**STATED PROBLEM**
Can you output the material exactly as written, minus any pictures it holds?

[PROVIDED DATA start]

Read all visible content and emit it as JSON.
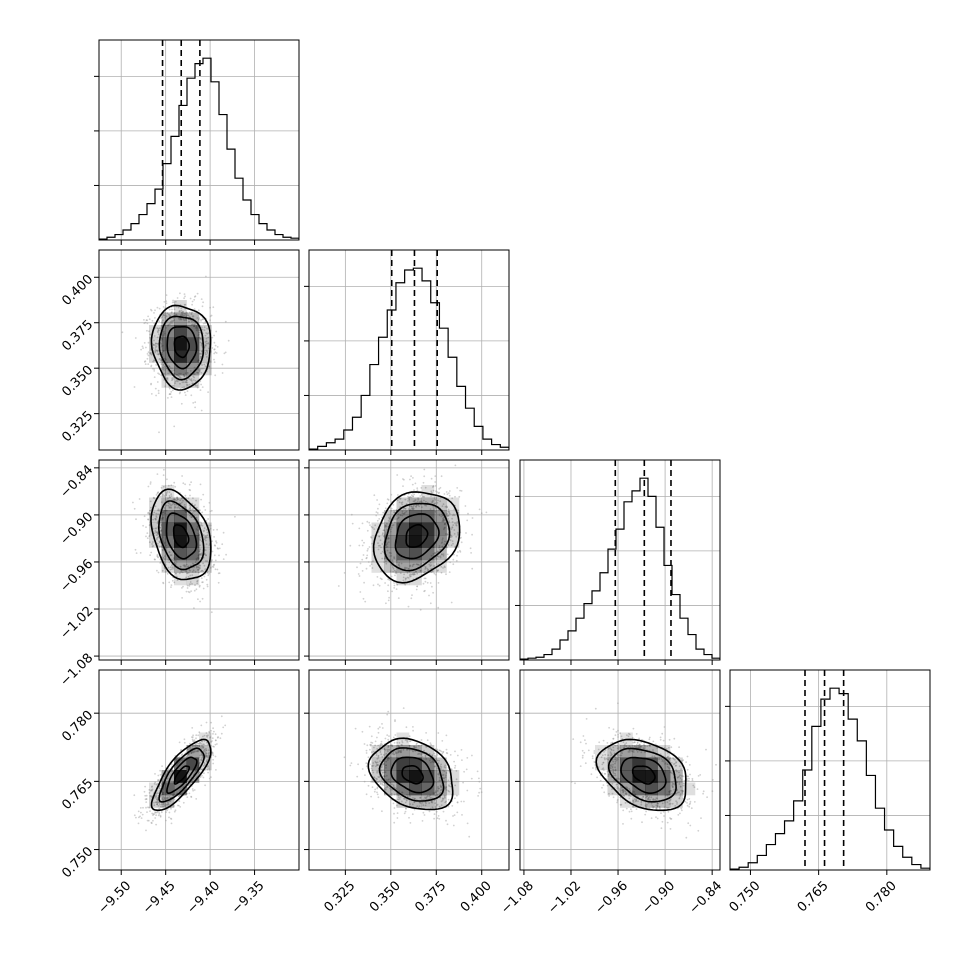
{
  "chart_data": {
    "type": "corner",
    "parameters": [
      {
        "lim": [
          -9.525,
          -9.3
        ],
        "ticks": [
          -9.5,
          -9.45,
          -9.4,
          -9.35
        ],
        "tick_labels": [
          "−9.50",
          "−9.45",
          "−9.40",
          "−9.35"
        ],
        "quantiles": [
          -9.4535,
          -9.4325,
          -9.4115
        ],
        "hist": [
          0.5,
          1.5,
          3,
          5.5,
          9,
          14,
          20,
          28,
          42,
          57,
          74,
          89,
          97,
          100,
          87,
          69,
          50,
          34,
          22,
          14,
          9,
          5.5,
          3,
          1.5,
          1
        ],
        "hist_ylim": [
          0,
          110
        ],
        "hist_grid": [
          30,
          60,
          90
        ]
      },
      {
        "lim": [
          0.305,
          0.415
        ],
        "ticks": [
          0.325,
          0.35,
          0.375,
          0.4
        ],
        "tick_labels": [
          "0.325",
          "0.350",
          "0.375",
          "0.400"
        ],
        "quantiles": [
          0.3505,
          0.363,
          0.3755
        ],
        "hist": [
          0.5,
          2,
          4,
          6,
          11,
          18,
          30,
          47,
          62,
          77,
          92,
          99,
          100,
          93,
          81,
          67,
          51,
          35,
          23,
          13,
          6,
          3,
          1.5
        ],
        "hist_ylim": [
          0,
          110
        ],
        "hist_grid": [
          30,
          60,
          90
        ]
      },
      {
        "lim": [
          -1.085,
          -0.83
        ],
        "ticks": [
          -1.08,
          -1.02,
          -0.96,
          -0.9,
          -0.84
        ],
        "tick_labels": [
          "−1.08",
          "−1.02",
          "−0.96",
          "−0.90",
          "−0.84"
        ],
        "quantiles": [
          -0.9635,
          -0.9265,
          -0.8925
        ],
        "hist": [
          0.5,
          1,
          1.5,
          3,
          6,
          11,
          16,
          23,
          31,
          38,
          48,
          61,
          72,
          87,
          93,
          100,
          90,
          73,
          52,
          36,
          23,
          14,
          6,
          3,
          1
        ],
        "hist_ylim": [
          0,
          110
        ],
        "hist_grid": [
          30,
          60,
          90
        ]
      },
      {
        "lim": [
          0.7455,
          0.7895
        ],
        "ticks": [
          0.75,
          0.765,
          0.78
        ],
        "tick_labels": [
          "0.750",
          "0.765",
          "0.780"
        ],
        "quantiles": [
          0.762,
          0.7663,
          0.7705
        ],
        "hist": [
          0.5,
          1.5,
          4,
          8,
          14,
          20,
          27,
          38,
          55,
          79,
          94,
          100,
          97,
          83,
          71,
          52,
          34,
          22,
          13,
          7,
          3,
          1
        ],
        "hist_ylim": [
          0,
          110
        ],
        "hist_grid": [
          30,
          60,
          90
        ]
      }
    ],
    "pairs": [
      {
        "x": 0,
        "y": 1,
        "cx": -9.432,
        "cy": 0.362,
        "sx": 0.0165,
        "sy": 0.0115,
        "rho": -0.05
      },
      {
        "x": 0,
        "y": 2,
        "cx": -9.433,
        "cy": -0.927,
        "sx": 0.0168,
        "sy": 0.0285,
        "rho": -0.33
      },
      {
        "x": 1,
        "y": 2,
        "cx": 0.364,
        "cy": -0.927,
        "sx": 0.0118,
        "sy": 0.0285,
        "rho": 0.22
      },
      {
        "x": 0,
        "y": 3,
        "cx": -9.432,
        "cy": 0.7665,
        "sx": 0.0165,
        "sy": 0.0039,
        "rho": 0.78
      },
      {
        "x": 1,
        "y": 3,
        "cx": 0.362,
        "cy": 0.7665,
        "sx": 0.0115,
        "sy": 0.0039,
        "rho": -0.28
      },
      {
        "x": 2,
        "y": 3,
        "cx": -0.927,
        "cy": 0.7665,
        "sx": 0.0285,
        "sy": 0.0039,
        "rho": -0.33
      }
    ],
    "contour_levels_sigma": [
      0.5,
      1.0,
      1.5,
      2.0
    ],
    "grid": true,
    "colors": {
      "line": "#000000",
      "grid": "#b0b0b0",
      "points": "#9a9a9a",
      "density": "#000000"
    }
  }
}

[PROVIDED DATA end]

**CORRECT OUTPUT**
Read all visible content and emit it as JSON.
{
  "chart_data": {
    "type": "corner",
    "parameters": [
      {
        "lim": [
          -9.525,
          -9.3
        ],
        "ticks": [
          -9.5,
          -9.45,
          -9.4,
          -9.35
        ],
        "tick_labels": [
          "−9.50",
          "−9.45",
          "−9.40",
          "−9.35"
        ],
        "quantiles": [
          -9.4535,
          -9.4325,
          -9.4115
        ],
        "hist": [
          0.5,
          1.5,
          3,
          5.5,
          9,
          14,
          20,
          28,
          42,
          57,
          74,
          89,
          97,
          100,
          87,
          69,
          50,
          34,
          22,
          14,
          9,
          5.5,
          3,
          1.5,
          1
        ],
        "hist_ylim": [
          0,
          110
        ],
        "hist_grid": [
          30,
          60,
          90
        ]
      },
      {
        "lim": [
          0.305,
          0.415
        ],
        "ticks": [
          0.325,
          0.35,
          0.375,
          0.4
        ],
        "tick_labels": [
          "0.325",
          "0.350",
          "0.375",
          "0.400"
        ],
        "quantiles": [
          0.3505,
          0.363,
          0.3755
        ],
        "hist": [
          0.5,
          2,
          4,
          6,
          11,
          18,
          30,
          47,
          62,
          77,
          92,
          99,
          100,
          93,
          81,
          67,
          51,
          35,
          23,
          13,
          6,
          3,
          1.5
        ],
        "hist_ylim": [
          0,
          110
        ],
        "hist_grid": [
          30,
          60,
          90
        ]
      },
      {
        "lim": [
          -1.085,
          -0.83
        ],
        "ticks": [
          -1.08,
          -1.02,
          -0.96,
          -0.9,
          -0.84
        ],
        "tick_labels": [
          "−1.08",
          "−1.02",
          "−0.96",
          "−0.90",
          "−0.84"
        ],
        "quantiles": [
          -0.9635,
          -0.9265,
          -0.8925
        ],
        "hist": [
          0.5,
          1,
          1.5,
          3,
          6,
          11,
          16,
          23,
          31,
          38,
          48,
          61,
          72,
          87,
          93,
          100,
          90,
          73,
          52,
          36,
          23,
          14,
          6,
          3,
          1
        ],
        "hist_ylim": [
          0,
          110
        ],
        "hist_grid": [
          30,
          60,
          90
        ]
      },
      {
        "lim": [
          0.7455,
          0.7895
        ],
        "ticks": [
          0.75,
          0.765,
          0.78
        ],
        "tick_labels": [
          "0.750",
          "0.765",
          "0.780"
        ],
        "quantiles": [
          0.762,
          0.7663,
          0.7705
        ],
        "hist": [
          0.5,
          1.5,
          4,
          8,
          14,
          20,
          27,
          38,
          55,
          79,
          94,
          100,
          97,
          83,
          71,
          52,
          34,
          22,
          13,
          7,
          3,
          1
        ],
        "hist_ylim": [
          0,
          110
        ],
        "hist_grid": [
          30,
          60,
          90
        ]
      }
    ],
    "pairs": [
      {
        "x": 0,
        "y": 1,
        "cx": -9.432,
        "cy": 0.362,
        "sx": 0.0165,
        "sy": 0.0115,
        "rho": -0.05
      },
      {
        "x": 0,
        "y": 2,
        "cx": -9.433,
        "cy": -0.927,
        "sx": 0.0168,
        "sy": 0.0285,
        "rho": -0.33
      },
      {
        "x": 1,
        "y": 2,
        "cx": 0.364,
        "cy": -0.927,
        "sx": 0.0118,
        "sy": 0.0285,
        "rho": 0.22
      },
      {
        "x": 0,
        "y": 3,
        "cx": -9.432,
        "cy": 0.7665,
        "sx": 0.0165,
        "sy": 0.0039,
        "rho": 0.78
      },
      {
        "x": 1,
        "y": 3,
        "cx": 0.362,
        "cy": 0.7665,
        "sx": 0.0115,
        "sy": 0.0039,
        "rho": -0.28
      },
      {
        "x": 2,
        "y": 3,
        "cx": -0.927,
        "cy": 0.7665,
        "sx": 0.0285,
        "sy": 0.0039,
        "rho": -0.33
      }
    ],
    "contour_levels_sigma": [
      0.5,
      1.0,
      1.5,
      2.0
    ],
    "grid": true,
    "colors": {
      "line": "#000000",
      "grid": "#b0b0b0",
      "points": "#9a9a9a",
      "density": "#000000"
    }
  }
}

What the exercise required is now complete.